▸ GIVEN INSTRUCTION:
Reproduce without alteration every line from the start of the material down to the line containing "brow-right [1192, 528, 1315, 572]", both ends included.

[Layout coordinate data]

********************

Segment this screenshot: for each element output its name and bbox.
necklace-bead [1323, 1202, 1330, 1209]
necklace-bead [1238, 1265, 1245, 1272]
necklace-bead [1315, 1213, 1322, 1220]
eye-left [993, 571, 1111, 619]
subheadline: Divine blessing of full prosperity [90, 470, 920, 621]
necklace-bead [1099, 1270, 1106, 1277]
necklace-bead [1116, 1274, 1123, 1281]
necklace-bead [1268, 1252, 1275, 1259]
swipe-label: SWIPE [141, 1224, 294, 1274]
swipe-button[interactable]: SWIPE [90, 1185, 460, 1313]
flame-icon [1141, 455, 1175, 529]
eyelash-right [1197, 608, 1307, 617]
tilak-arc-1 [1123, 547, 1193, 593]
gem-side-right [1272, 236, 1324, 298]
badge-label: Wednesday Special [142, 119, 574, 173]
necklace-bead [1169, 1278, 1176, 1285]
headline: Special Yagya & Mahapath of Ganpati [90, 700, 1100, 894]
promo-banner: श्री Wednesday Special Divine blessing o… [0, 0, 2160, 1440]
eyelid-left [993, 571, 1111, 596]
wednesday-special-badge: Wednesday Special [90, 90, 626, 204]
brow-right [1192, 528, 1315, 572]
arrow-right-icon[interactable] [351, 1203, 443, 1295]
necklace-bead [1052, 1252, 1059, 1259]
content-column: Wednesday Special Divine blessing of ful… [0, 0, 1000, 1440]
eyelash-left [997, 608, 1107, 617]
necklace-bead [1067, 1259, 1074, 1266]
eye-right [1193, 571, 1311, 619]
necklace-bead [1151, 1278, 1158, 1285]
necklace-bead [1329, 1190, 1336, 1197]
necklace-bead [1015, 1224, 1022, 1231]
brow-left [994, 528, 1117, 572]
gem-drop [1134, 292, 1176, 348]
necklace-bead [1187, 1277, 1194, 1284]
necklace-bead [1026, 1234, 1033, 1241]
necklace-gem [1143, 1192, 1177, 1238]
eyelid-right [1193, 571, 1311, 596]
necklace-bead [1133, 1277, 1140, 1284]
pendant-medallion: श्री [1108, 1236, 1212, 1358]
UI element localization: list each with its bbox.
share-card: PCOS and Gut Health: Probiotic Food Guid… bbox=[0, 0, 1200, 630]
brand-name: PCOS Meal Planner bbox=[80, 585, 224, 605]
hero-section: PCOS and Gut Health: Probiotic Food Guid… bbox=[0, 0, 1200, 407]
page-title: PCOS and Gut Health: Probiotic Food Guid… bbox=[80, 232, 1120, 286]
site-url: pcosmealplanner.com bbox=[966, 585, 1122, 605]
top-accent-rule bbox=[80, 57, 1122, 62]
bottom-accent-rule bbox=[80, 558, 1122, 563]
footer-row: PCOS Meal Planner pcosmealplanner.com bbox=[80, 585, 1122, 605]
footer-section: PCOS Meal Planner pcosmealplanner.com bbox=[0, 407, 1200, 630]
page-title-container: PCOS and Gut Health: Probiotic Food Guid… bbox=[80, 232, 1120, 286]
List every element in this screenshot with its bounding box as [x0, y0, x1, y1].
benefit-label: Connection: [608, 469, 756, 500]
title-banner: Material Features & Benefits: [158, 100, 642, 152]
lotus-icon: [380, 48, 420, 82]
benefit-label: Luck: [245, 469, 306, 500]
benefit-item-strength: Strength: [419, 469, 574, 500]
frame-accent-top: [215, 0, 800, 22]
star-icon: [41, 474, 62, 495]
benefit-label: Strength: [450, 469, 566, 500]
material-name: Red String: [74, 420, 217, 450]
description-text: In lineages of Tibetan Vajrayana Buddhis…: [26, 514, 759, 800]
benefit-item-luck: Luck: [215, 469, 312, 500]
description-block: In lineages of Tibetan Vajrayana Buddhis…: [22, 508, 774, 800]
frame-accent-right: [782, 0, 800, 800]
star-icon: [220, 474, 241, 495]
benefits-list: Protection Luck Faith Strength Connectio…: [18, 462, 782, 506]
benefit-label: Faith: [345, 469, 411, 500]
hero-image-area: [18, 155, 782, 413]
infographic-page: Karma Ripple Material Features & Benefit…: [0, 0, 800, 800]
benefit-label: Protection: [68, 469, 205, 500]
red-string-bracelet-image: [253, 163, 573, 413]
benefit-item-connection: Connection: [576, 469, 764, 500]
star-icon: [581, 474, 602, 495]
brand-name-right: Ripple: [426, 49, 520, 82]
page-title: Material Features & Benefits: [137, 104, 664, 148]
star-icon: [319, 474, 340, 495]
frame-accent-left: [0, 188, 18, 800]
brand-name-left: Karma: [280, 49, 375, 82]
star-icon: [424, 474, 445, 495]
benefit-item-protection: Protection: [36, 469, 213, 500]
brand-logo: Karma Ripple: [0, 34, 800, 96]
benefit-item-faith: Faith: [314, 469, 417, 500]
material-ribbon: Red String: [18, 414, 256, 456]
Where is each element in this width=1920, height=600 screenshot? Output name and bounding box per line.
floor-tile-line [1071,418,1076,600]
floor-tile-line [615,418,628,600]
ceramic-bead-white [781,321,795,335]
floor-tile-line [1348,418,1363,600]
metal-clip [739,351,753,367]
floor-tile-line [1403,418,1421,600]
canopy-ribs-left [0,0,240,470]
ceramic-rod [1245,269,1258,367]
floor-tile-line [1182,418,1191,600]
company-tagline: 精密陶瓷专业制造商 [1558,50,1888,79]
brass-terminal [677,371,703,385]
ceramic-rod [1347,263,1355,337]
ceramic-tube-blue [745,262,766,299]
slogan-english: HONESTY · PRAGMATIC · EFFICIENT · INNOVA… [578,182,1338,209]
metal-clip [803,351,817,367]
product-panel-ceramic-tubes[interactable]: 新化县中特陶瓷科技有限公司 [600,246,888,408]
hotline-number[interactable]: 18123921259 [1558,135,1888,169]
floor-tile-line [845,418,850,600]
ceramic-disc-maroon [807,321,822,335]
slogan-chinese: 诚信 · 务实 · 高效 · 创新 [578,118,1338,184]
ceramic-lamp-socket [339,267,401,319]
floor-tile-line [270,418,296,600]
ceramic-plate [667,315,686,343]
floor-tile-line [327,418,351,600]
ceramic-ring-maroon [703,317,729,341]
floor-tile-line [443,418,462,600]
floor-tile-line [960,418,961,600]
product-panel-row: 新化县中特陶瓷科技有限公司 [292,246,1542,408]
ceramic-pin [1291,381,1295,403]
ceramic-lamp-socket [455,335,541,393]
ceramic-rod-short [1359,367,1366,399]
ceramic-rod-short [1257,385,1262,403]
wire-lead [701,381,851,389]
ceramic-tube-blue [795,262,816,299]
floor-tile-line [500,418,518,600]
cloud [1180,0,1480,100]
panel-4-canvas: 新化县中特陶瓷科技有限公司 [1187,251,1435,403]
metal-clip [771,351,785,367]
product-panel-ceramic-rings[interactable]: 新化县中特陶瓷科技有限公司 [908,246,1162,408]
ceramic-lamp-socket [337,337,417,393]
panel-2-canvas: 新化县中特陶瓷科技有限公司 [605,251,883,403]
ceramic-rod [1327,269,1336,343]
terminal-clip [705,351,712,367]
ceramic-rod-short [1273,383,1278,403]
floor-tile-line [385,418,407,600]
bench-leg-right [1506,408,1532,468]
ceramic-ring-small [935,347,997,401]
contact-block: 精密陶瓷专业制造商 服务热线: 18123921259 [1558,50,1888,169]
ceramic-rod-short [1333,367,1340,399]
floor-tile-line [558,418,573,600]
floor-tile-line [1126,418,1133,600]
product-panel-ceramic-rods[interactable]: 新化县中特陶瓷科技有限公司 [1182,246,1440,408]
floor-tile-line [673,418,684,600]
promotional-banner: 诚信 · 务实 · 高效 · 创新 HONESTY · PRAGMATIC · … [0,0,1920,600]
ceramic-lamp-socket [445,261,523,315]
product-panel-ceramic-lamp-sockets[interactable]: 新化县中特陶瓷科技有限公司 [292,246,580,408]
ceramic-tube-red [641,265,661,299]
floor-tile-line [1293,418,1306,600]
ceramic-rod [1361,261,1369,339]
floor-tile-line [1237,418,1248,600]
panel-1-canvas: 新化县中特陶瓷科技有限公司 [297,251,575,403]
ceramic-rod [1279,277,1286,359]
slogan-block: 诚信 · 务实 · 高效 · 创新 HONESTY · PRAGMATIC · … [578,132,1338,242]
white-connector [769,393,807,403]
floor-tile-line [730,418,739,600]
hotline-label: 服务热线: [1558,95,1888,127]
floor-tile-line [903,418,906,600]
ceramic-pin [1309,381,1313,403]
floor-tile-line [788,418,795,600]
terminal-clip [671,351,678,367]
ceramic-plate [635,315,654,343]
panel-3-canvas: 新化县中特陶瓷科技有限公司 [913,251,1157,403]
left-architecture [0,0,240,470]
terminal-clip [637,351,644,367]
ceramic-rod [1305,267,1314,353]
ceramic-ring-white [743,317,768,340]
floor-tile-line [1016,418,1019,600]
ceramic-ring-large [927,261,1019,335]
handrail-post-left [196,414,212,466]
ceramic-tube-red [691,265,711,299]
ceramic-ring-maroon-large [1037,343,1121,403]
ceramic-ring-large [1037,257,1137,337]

********************

▸ RESULT BELOW:
Segment this screenshot: for each element output its name and bbox.
necklace-bead [1323, 1202, 1330, 1209]
necklace-bead [1238, 1265, 1245, 1272]
necklace-bead [1315, 1213, 1322, 1220]
eye-left [993, 571, 1111, 619]
subheadline: Divine blessing of full prosperity [90, 470, 920, 621]
necklace-bead [1099, 1270, 1106, 1277]
necklace-bead [1116, 1274, 1123, 1281]
necklace-bead [1268, 1252, 1275, 1259]
swipe-label: SWIPE [141, 1224, 294, 1274]
swipe-button[interactable]: SWIPE [90, 1185, 460, 1313]
flame-icon [1141, 455, 1175, 529]
eyelash-right [1197, 608, 1307, 617]
tilak-arc-1 [1123, 547, 1193, 593]
gem-side-right [1272, 236, 1324, 298]
badge-label: Wednesday Special [142, 119, 574, 173]
necklace-bead [1169, 1278, 1176, 1285]
headline: Special Yagya & Mahapath of Ganpati [90, 700, 1100, 894]
promo-banner: श्री Wednesday Special Divine blessing o… [0, 0, 2160, 1440]
eyelid-left [993, 571, 1111, 596]
wednesday-special-badge: Wednesday Special [90, 90, 626, 204]
brow-right [1192, 528, 1315, 572]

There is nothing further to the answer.